* **Excerpted data**:
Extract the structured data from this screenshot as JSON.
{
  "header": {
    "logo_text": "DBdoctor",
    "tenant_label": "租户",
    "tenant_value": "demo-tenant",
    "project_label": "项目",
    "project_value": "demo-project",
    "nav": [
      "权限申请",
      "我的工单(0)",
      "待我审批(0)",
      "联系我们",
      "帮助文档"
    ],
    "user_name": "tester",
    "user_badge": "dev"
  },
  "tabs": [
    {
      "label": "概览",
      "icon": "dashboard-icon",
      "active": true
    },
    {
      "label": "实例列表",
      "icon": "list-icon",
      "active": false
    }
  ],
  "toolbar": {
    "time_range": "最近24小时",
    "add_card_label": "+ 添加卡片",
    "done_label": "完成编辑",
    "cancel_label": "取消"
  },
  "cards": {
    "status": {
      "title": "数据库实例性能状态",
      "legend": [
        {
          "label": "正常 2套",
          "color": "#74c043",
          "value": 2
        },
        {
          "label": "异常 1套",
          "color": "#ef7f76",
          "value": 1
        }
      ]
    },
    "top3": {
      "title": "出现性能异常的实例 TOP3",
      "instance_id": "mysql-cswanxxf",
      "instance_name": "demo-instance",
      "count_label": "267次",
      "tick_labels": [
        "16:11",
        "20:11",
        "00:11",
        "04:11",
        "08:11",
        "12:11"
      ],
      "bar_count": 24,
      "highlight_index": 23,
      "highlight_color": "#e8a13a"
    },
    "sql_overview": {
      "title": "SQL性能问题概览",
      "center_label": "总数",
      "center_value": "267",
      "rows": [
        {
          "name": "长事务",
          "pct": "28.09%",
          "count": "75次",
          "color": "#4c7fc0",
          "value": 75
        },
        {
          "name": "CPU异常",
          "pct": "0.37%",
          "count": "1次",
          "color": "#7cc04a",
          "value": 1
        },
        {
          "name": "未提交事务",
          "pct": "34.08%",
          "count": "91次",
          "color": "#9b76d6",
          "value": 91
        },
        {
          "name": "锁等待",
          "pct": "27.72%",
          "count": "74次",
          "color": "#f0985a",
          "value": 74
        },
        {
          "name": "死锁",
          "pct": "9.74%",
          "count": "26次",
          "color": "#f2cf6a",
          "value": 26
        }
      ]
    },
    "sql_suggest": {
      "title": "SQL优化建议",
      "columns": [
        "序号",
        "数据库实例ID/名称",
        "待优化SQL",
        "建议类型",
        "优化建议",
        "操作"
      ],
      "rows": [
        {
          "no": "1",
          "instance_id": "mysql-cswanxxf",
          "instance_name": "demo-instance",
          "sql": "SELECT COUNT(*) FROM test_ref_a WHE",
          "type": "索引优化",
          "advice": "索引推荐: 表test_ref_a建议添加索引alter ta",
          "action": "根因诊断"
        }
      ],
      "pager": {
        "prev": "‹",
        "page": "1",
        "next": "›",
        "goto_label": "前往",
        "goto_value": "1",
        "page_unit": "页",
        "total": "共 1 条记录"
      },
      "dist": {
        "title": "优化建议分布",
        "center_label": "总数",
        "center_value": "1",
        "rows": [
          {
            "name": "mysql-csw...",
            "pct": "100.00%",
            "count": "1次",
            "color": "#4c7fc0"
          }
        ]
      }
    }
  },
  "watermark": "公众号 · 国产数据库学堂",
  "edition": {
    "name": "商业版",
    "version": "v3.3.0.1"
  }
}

* **Task to carry out**:
Take the entries above and copy them out exactly.

* **Result of the task**:
Extract the structured data from this screenshot as JSON.
{
  "header": {
    "logo_text": "DBdoctor",
    "tenant_label": "租户",
    "tenant_value": "demo-tenant",
    "project_label": "项目",
    "project_value": "demo-project",
    "nav": [
      "权限申请",
      "我的工单(0)",
      "待我审批(0)",
      "联系我们",
      "帮助文档"
    ],
    "user_name": "tester",
    "user_badge": "dev"
  },
  "tabs": [
    {
      "label": "概览",
      "icon": "dashboard-icon",
      "active": true
    },
    {
      "label": "实例列表",
      "icon": "list-icon",
      "active": false
    }
  ],
  "toolbar": {
    "time_range": "最近24小时",
    "add_card_label": "+ 添加卡片",
    "done_label": "完成编辑",
    "cancel_label": "取消"
  },
  "cards": {
    "status": {
      "title": "数据库实例性能状态",
      "legend": [
        {
          "label": "正常 2套",
          "color": "#74c043",
          "value": 2
        },
        {
          "label": "异常 1套",
          "color": "#ef7f76",
          "value": 1
        }
      ]
    },
    "top3": {
      "title": "出现性能异常的实例 TOP3",
      "instance_id": "mysql-cswanxxf",
      "instance_name": "demo-instance",
      "count_label": "267次",
      "tick_labels": [
        "16:11",
        "20:11",
        "00:11",
        "04:11",
        "08:11",
        "12:11"
      ],
      "bar_count": 24,
      "highlight_index": 23,
      "highlight_color": "#e8a13a"
    },
    "sql_overview": {
      "title": "SQL性能问题概览",
      "center_label": "总数",
      "center_value": "267",
      "rows": [
        {
          "name": "长事务",
          "pct": "28.09%",
          "count": "75次",
          "color": "#4c7fc0",
          "value": 75
        },
        {
          "name": "CPU异常",
          "pct": "0.37%",
          "count": "1次",
          "color": "#7cc04a",
          "value": 1
        },
        {
          "name": "未提交事务",
          "pct": "34.08%",
          "count": "91次",
          "color": "#9b76d6",
          "value": 91
        },
        {
          "name": "锁等待",
          "pct": "27.72%",
          "count": "74次",
          "color": "#f0985a",
          "value": 74
        },
        {
          "name": "死锁",
          "pct": "9.74%",
          "count": "26次",
          "color": "#f2cf6a",
          "value": 26
        }
      ]
    },
    "sql_suggest": {
      "title": "SQL优化建议",
      "columns": [
        "序号",
        "数据库实例ID/名称",
        "待优化SQL",
        "建议类型",
        "优化建议",
        "操作"
      ],
      "rows": [
        {
          "no": "1",
          "instance_id": "mysql-cswanxxf",
          "instance_name": "demo-instance",
          "sql": "SELECT COUNT(*) FROM test_ref_a WHE",
          "type": "索引优化",
          "advice": "索引推荐: 表test_ref_a建议添加索引alter ta",
          "action": "根因诊断"
        }
      ],
      "pager": {
        "prev": "‹",
        "page": "1",
        "next": "›",
        "goto_label": "前往",
        "goto_value": "1",
        "page_unit": "页",
        "total": "共 1 条记录"
      },
      "dist": {
        "title": "优化建议分布",
        "center_label": "总数",
        "center_value": "1",
        "rows": [
          {
            "name": "mysql-csw...",
            "pct": "100.00%",
            "count": "1次",
            "color": "#4c7fc0"
          }
        ]
      }
    }
  },
  "watermark": "公众号 · 国产数据库学堂",
  "edition": {
    "name": "商业版",
    "version": "v3.3.0.1"
  }
}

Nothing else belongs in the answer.